:: Recorded information ::

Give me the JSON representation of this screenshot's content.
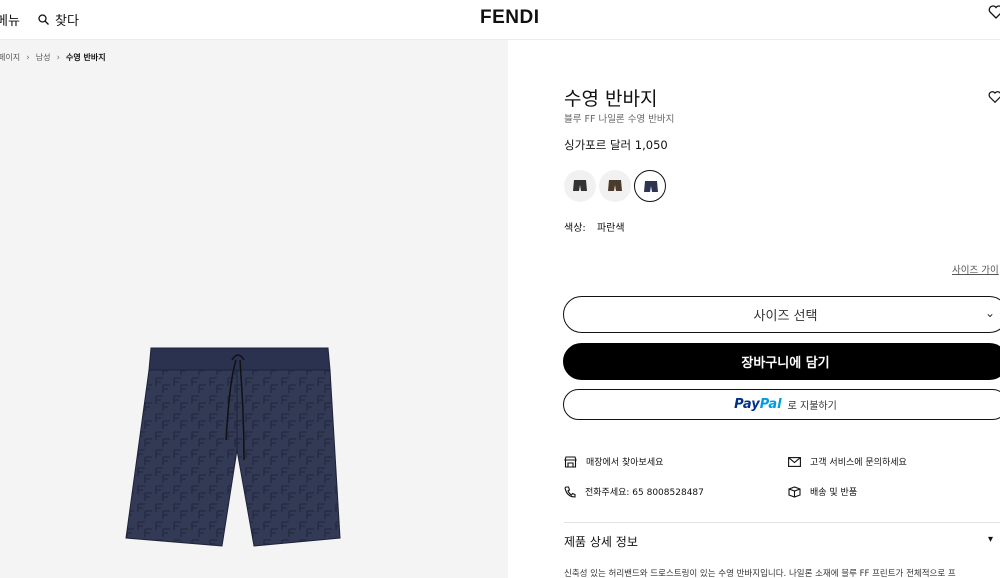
{
  "header": {
    "menu_label": "메뉴",
    "search_label": "찾다",
    "logo": "FENDI"
  },
  "breadcrumb": [
    "페이지",
    "남성",
    "수영 반바지"
  ],
  "product": {
    "title": "수영 반바지",
    "subtitle": "블루 FF 나일론 수영 반바지",
    "price": "싱가포르 달러 1,050",
    "color_label": "색상:",
    "color_value": "파란색",
    "swatches": [
      "black",
      "brown",
      "blue"
    ],
    "selected_swatch": "blue"
  },
  "actions": {
    "size_guide": "사이즈 가이",
    "size_select": "사이즈 선택",
    "add_to_cart": "장바구니에 담기",
    "paypal_pay": "Pay",
    "paypal_pal": "Pal",
    "paypal_text": "로 지불하기"
  },
  "services": {
    "store": "매장에서 찾아보세요",
    "phone": "전화주세요: 65 8008528487",
    "mail": "고객 서비스에 문의하세요",
    "shipping": "배송 및 반품"
  },
  "details": {
    "title": "제품 상세 정보",
    "text": "신축성 있는 허리밴드와 드로스트링이 있는 수영 반바지입니다. 나일론 소재에 블루 FF 프린트가 전체적으로 프"
  },
  "colors": {
    "primary_text": "#111111",
    "left_bg": "#f4f4f4",
    "shorts_navy": "#2e3550",
    "paypal_dark": "#003087",
    "paypal_light": "#009cde"
  }
}
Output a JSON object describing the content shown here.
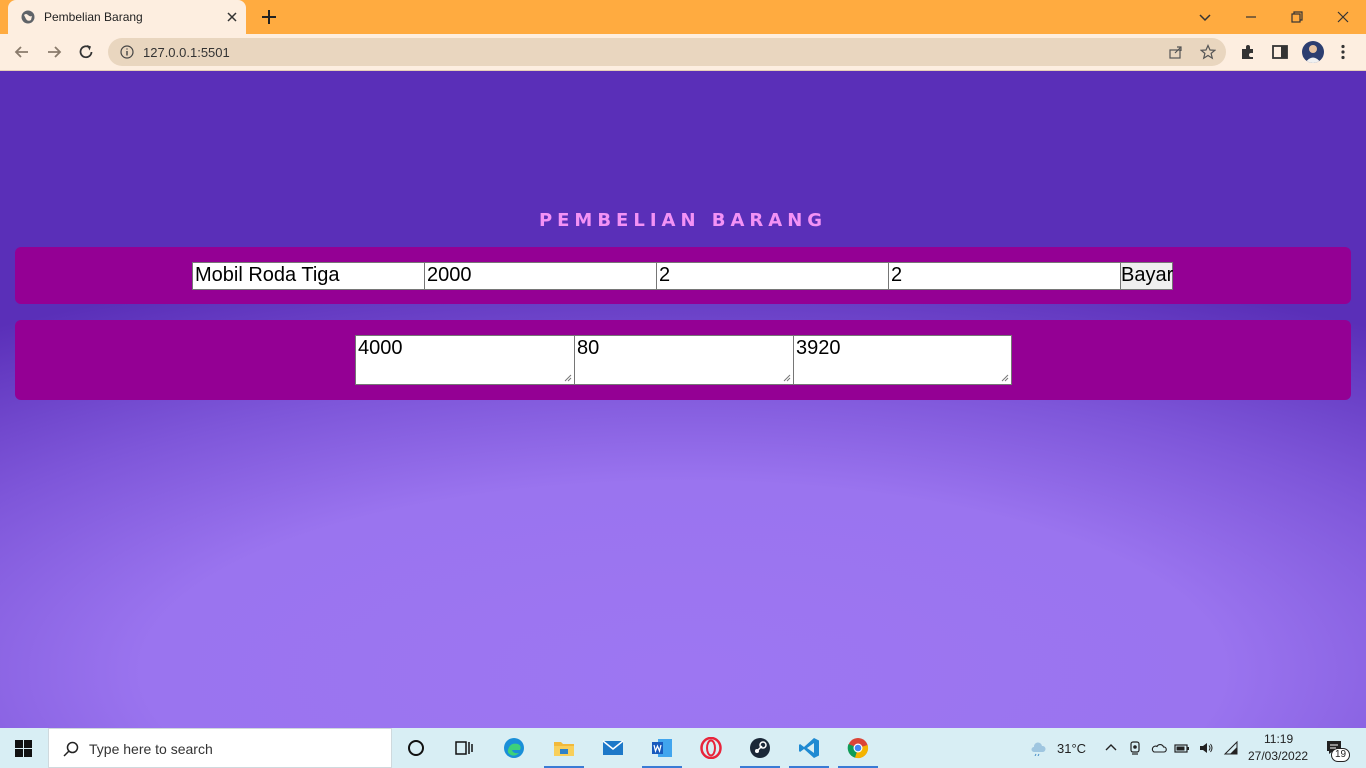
{
  "browser": {
    "tab_title": "Pembelian Barang",
    "url": "127.0.0.1:5501"
  },
  "page": {
    "title": "PEMBELIAN BARANG",
    "inputs": {
      "item_name": "Mobil Roda Tiga",
      "price": "2000",
      "quantity": "2",
      "discount": "2"
    },
    "pay_button_label": "Bayar",
    "outputs": {
      "total": "4000",
      "discount_amount": "80",
      "grand_total": "3920"
    }
  },
  "taskbar": {
    "search_placeholder": "Type here to search",
    "temperature": "31°C",
    "time": "11:19",
    "date": "27/03/2022",
    "notification_count": "19",
    "apps": [
      "cortana-icon",
      "task-view-icon",
      "edge-icon",
      "file-explorer-icon",
      "mail-icon",
      "word-icon",
      "opera-icon",
      "steam-icon",
      "vscode-icon",
      "chrome-icon"
    ]
  },
  "colors": {
    "titlebar": "#ffab40",
    "panel": "#940094",
    "title_text": "#f392f5",
    "background": "#9b75f0"
  }
}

:::

→ **Short task**
Do not include the images; transcribe the rest of the listing exactly.

→ **Answer in full**
Give me the JSON representation of this screenshot's content.
{
  "header": {
    "menu_label": "메뉴",
    "search_label": "찾다",
    "logo": "FENDI"
  },
  "breadcrumb": [
    "페이지",
    "남성",
    "수영 반바지"
  ],
  "product": {
    "title": "수영 반바지",
    "subtitle": "블루 FF 나일론 수영 반바지",
    "price": "싱가포르 달러 1,050",
    "color_label": "색상:",
    "color_value": "파란색",
    "swatches": [
      "black",
      "brown",
      "blue"
    ],
    "selected_swatch": "blue"
  },
  "actions": {
    "size_guide": "사이즈 가이",
    "size_select": "사이즈 선택",
    "add_to_cart": "장바구니에 담기",
    "paypal_pay": "Pay",
    "paypal_pal": "Pal",
    "paypal_text": "로 지불하기"
  },
  "services": {
    "store": "매장에서 찾아보세요",
    "phone": "전화주세요: 65 8008528487",
    "mail": "고객 서비스에 문의하세요",
    "shipping": "배송 및 반품"
  },
  "details": {
    "title": "제품 상세 정보",
    "text": "신축성 있는 허리밴드와 드로스트링이 있는 수영 반바지입니다. 나일론 소재에 블루 FF 프린트가 전체적으로 프"
  },
  "colors": {
    "primary_text": "#111111",
    "left_bg": "#f4f4f4",
    "shorts_navy": "#2e3550",
    "paypal_dark": "#003087",
    "paypal_light": "#009cde"
  }
}
Output a JSON object describing the content shown here.
{
  "browser": {
    "tab_title": "Pembelian Barang",
    "url": "127.0.0.1:5501"
  },
  "page": {
    "title": "PEMBELIAN BARANG",
    "inputs": {
      "item_name": "Mobil Roda Tiga",
      "price": "2000",
      "quantity": "2",
      "discount": "2"
    },
    "pay_button_label": "Bayar",
    "outputs": {
      "total": "4000",
      "discount_amount": "80",
      "grand_total": "3920"
    }
  },
  "taskbar": {
    "search_placeholder": "Type here to search",
    "temperature": "31°C",
    "time": "11:19",
    "date": "27/03/2022",
    "notification_count": "19",
    "apps": [
      "cortana-icon",
      "task-view-icon",
      "edge-icon",
      "file-explorer-icon",
      "mail-icon",
      "word-icon",
      "opera-icon",
      "steam-icon",
      "vscode-icon",
      "chrome-icon"
    ]
  },
  "colors": {
    "titlebar": "#ffab40",
    "panel": "#940094",
    "title_text": "#f392f5",
    "background": "#9b75f0"
  }
}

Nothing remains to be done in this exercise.